(Records that describe figures)

..............................

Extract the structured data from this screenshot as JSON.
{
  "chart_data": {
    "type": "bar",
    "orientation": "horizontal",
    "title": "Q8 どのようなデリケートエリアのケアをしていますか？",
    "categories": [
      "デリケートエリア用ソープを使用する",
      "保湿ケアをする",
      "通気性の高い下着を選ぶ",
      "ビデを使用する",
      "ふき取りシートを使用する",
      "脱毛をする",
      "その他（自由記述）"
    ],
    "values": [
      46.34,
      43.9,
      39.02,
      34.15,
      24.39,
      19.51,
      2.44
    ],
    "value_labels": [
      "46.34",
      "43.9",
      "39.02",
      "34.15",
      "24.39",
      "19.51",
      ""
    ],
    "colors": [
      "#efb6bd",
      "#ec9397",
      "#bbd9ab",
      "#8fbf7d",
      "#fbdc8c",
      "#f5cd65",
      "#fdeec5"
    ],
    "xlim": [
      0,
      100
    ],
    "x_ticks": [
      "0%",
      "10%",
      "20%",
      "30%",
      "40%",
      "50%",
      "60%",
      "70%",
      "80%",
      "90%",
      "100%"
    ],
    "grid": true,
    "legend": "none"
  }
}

..............................

▶ [WORK REQUIRED]
Give the complete listing a second time, exactly as it reads.

▶ [FINAL ANSWER]
Extract the structured data from this screenshot as JSON.
{
  "chart_data": {
    "type": "bar",
    "orientation": "horizontal",
    "title": "Q8 どのようなデリケートエリアのケアをしていますか？",
    "categories": [
      "デリケートエリア用ソープを使用する",
      "保湿ケアをする",
      "通気性の高い下着を選ぶ",
      "ビデを使用する",
      "ふき取りシートを使用する",
      "脱毛をする",
      "その他（自由記述）"
    ],
    "values": [
      46.34,
      43.9,
      39.02,
      34.15,
      24.39,
      19.51,
      2.44
    ],
    "value_labels": [
      "46.34",
      "43.9",
      "39.02",
      "34.15",
      "24.39",
      "19.51",
      ""
    ],
    "colors": [
      "#efb6bd",
      "#ec9397",
      "#bbd9ab",
      "#8fbf7d",
      "#fbdc8c",
      "#f5cd65",
      "#fdeec5"
    ],
    "xlim": [
      0,
      100
    ],
    "x_ticks": [
      "0%",
      "10%",
      "20%",
      "30%",
      "40%",
      "50%",
      "60%",
      "70%",
      "80%",
      "90%",
      "100%"
    ],
    "grid": true,
    "legend": "none"
  }
}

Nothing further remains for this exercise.